STATED EXERCISE:
Check every line of the entries for "this", and copy the lines that hold it.

(Chart and figure data)
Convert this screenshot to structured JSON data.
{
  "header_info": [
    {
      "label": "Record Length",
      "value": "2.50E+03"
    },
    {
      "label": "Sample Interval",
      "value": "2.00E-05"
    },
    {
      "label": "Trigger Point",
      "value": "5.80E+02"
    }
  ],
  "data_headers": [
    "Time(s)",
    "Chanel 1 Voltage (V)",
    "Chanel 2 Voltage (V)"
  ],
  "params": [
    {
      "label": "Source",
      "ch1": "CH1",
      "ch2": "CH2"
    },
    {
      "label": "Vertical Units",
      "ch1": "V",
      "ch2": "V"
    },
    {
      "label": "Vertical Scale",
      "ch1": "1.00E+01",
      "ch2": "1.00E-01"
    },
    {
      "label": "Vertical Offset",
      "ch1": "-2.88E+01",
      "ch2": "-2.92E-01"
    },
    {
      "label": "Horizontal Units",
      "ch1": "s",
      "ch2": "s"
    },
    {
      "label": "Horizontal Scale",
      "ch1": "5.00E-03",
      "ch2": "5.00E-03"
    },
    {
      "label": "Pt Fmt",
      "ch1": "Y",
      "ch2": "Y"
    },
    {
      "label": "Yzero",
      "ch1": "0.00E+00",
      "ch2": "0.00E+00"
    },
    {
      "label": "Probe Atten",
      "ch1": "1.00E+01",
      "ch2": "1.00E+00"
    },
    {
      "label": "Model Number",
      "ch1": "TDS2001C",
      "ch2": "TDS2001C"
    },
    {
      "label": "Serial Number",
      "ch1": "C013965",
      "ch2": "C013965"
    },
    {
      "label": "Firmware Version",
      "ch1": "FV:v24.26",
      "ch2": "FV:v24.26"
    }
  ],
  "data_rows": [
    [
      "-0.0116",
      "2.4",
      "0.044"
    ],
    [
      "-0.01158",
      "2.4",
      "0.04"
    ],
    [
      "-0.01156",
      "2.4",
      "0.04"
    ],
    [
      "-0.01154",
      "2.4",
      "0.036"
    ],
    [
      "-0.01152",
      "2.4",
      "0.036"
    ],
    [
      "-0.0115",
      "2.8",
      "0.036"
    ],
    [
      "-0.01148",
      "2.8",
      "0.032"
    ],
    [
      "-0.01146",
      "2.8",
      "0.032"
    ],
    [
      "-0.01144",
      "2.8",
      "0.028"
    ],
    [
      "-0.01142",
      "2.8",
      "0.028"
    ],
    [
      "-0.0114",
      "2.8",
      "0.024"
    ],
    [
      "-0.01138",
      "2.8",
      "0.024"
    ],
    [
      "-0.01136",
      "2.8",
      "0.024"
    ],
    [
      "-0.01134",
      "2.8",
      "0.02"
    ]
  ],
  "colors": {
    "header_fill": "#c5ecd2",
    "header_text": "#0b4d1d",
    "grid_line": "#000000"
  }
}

--

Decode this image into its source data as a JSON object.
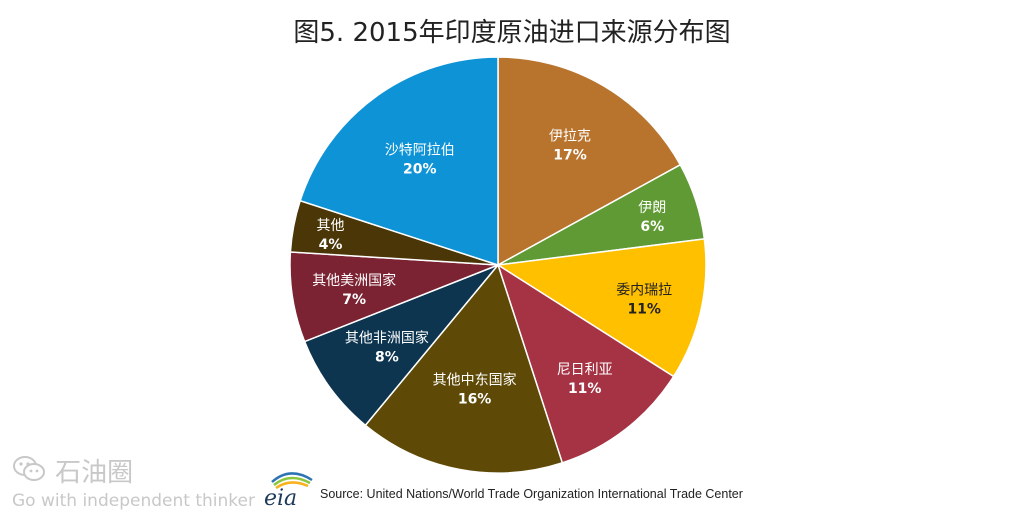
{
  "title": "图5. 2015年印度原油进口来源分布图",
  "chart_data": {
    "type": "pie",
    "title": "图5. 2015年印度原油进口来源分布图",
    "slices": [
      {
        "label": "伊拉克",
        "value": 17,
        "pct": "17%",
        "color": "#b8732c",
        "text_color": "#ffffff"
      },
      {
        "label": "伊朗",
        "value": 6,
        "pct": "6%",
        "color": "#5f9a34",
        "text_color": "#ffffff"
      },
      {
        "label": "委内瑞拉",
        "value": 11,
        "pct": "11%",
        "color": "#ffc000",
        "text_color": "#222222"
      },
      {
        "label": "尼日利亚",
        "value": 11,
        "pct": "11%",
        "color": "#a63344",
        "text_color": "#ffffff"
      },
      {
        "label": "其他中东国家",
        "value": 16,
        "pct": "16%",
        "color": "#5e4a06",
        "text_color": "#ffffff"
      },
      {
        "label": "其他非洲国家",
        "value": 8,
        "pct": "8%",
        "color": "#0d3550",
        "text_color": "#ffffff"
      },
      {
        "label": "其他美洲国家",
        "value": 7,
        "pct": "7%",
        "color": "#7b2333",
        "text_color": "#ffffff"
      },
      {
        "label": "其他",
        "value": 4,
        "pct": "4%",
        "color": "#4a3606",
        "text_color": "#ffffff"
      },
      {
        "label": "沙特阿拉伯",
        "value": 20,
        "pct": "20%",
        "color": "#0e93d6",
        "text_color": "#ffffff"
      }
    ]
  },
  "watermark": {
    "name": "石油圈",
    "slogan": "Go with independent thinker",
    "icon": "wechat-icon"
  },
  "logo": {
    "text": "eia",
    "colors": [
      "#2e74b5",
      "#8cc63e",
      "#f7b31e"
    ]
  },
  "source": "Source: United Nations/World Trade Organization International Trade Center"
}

PROBLEM SOLUTION:
Convert this screenshot to structured JSON data.
Decode this image into its source data as a JSON object.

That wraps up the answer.